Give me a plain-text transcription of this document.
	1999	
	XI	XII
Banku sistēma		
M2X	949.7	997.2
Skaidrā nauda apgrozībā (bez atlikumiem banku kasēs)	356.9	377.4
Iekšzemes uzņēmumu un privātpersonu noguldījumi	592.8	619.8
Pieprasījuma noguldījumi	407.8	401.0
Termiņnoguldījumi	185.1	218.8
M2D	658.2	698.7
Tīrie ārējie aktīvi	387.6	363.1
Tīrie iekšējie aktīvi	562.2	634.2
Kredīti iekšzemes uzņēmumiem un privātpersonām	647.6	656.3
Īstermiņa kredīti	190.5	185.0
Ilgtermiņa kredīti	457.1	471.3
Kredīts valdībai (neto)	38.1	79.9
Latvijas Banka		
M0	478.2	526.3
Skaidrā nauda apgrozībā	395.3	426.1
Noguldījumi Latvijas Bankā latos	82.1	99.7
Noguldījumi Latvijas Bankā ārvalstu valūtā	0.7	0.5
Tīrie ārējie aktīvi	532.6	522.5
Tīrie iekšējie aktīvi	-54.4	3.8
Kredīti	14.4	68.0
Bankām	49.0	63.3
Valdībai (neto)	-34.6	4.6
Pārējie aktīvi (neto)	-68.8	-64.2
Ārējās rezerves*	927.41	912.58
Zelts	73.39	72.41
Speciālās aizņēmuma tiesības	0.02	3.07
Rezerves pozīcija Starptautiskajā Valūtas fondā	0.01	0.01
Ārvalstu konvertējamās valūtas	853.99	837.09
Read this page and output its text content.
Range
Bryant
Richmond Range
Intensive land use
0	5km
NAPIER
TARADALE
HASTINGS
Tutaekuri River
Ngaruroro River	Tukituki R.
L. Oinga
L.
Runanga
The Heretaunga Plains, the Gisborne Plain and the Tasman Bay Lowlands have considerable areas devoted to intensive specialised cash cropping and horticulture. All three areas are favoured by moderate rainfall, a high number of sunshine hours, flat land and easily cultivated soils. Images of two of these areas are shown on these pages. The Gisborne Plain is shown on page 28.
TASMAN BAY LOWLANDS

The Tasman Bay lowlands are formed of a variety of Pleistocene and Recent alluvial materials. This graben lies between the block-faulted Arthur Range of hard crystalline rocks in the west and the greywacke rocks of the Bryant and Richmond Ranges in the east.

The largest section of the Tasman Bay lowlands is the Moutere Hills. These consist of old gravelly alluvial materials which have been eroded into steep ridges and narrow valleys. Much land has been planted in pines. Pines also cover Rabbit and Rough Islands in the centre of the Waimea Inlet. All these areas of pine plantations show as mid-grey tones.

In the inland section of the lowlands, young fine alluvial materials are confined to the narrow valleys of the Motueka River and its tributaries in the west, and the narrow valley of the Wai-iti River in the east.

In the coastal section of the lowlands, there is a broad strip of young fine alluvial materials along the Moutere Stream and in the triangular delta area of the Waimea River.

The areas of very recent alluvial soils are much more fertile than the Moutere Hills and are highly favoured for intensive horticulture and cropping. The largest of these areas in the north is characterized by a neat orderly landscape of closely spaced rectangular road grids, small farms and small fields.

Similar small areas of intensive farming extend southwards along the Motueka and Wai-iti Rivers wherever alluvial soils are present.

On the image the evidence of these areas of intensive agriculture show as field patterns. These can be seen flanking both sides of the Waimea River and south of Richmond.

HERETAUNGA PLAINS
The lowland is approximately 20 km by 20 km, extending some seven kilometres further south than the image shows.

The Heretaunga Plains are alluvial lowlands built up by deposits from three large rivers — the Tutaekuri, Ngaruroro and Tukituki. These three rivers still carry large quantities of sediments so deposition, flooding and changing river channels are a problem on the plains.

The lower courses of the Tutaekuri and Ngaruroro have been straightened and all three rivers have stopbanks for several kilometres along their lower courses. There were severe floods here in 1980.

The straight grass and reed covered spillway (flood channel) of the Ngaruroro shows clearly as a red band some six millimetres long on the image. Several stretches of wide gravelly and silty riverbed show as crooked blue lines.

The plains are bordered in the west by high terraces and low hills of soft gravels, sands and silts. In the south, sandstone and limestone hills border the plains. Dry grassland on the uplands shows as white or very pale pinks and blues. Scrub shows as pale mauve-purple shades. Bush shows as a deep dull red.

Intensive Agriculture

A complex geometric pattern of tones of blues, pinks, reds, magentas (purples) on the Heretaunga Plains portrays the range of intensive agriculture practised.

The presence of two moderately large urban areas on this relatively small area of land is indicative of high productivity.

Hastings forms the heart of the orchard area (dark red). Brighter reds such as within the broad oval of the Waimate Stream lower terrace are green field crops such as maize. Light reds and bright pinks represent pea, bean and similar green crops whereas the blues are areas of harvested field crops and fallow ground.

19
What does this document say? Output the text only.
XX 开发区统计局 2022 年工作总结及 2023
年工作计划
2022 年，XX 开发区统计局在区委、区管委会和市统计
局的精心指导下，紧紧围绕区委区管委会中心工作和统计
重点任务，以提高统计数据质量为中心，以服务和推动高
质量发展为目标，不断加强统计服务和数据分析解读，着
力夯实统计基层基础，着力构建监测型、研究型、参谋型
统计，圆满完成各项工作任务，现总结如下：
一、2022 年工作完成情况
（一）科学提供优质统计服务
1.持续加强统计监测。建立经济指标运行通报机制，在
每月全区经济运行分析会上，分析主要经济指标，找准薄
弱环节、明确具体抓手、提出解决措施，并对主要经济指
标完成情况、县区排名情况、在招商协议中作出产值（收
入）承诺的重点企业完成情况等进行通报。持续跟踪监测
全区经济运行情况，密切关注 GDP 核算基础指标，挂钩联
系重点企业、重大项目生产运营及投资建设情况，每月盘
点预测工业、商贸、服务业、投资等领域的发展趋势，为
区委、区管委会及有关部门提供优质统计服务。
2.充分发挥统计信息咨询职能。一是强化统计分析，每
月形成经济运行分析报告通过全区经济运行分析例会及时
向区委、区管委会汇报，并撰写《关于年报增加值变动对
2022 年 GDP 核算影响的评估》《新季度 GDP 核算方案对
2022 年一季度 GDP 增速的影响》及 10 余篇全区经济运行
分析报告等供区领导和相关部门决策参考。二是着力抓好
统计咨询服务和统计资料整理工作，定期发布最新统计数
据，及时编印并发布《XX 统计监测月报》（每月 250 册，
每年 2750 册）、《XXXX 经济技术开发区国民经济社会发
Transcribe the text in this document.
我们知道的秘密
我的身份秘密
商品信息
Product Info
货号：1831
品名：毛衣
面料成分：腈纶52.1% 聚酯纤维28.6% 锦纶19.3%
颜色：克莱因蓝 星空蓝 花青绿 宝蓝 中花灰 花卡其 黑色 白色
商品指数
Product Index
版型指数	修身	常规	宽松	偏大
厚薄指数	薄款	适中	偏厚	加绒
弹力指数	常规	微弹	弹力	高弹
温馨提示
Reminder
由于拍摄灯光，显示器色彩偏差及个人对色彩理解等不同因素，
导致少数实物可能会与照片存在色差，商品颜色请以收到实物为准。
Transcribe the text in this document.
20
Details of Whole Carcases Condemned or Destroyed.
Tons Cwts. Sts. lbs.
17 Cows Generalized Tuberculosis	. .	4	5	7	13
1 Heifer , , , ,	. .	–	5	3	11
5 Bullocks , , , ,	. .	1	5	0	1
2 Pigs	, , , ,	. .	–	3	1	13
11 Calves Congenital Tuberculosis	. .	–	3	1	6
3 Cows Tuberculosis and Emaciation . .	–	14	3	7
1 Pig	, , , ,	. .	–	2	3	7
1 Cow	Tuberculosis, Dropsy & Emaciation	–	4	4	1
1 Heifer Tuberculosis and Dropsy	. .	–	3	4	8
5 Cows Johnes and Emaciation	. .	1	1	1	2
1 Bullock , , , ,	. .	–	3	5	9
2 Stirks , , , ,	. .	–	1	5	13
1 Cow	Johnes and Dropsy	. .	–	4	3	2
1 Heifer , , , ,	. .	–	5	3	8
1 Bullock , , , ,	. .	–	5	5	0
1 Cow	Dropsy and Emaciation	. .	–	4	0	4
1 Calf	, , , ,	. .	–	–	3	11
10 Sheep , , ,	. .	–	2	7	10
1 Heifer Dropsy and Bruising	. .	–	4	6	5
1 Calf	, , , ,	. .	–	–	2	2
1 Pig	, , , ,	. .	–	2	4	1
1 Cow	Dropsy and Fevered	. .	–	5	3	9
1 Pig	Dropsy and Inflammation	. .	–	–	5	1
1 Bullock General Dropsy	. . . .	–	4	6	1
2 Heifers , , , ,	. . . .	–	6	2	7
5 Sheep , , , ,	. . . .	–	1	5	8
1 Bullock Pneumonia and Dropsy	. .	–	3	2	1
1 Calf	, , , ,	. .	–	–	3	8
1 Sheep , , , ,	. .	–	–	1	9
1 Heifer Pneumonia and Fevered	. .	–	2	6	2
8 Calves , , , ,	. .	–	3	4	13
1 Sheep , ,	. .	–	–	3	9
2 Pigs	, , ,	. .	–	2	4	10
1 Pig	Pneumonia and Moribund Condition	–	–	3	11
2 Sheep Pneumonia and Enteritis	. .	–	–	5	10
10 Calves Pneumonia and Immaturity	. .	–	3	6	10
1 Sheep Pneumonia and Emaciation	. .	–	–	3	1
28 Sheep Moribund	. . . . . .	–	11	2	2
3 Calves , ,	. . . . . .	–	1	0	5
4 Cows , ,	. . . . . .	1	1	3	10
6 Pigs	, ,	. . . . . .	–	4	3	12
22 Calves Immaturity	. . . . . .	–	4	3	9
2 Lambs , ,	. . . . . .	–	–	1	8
§
Where a line in the material above holds "Latvijas", copy that line.

Latvijas Banka		
Noguldījumi Latvijas Bankā latos	82.1	99.7
Noguldījumi Latvijas Bankā ārvalstu valūtā	0.7	0.5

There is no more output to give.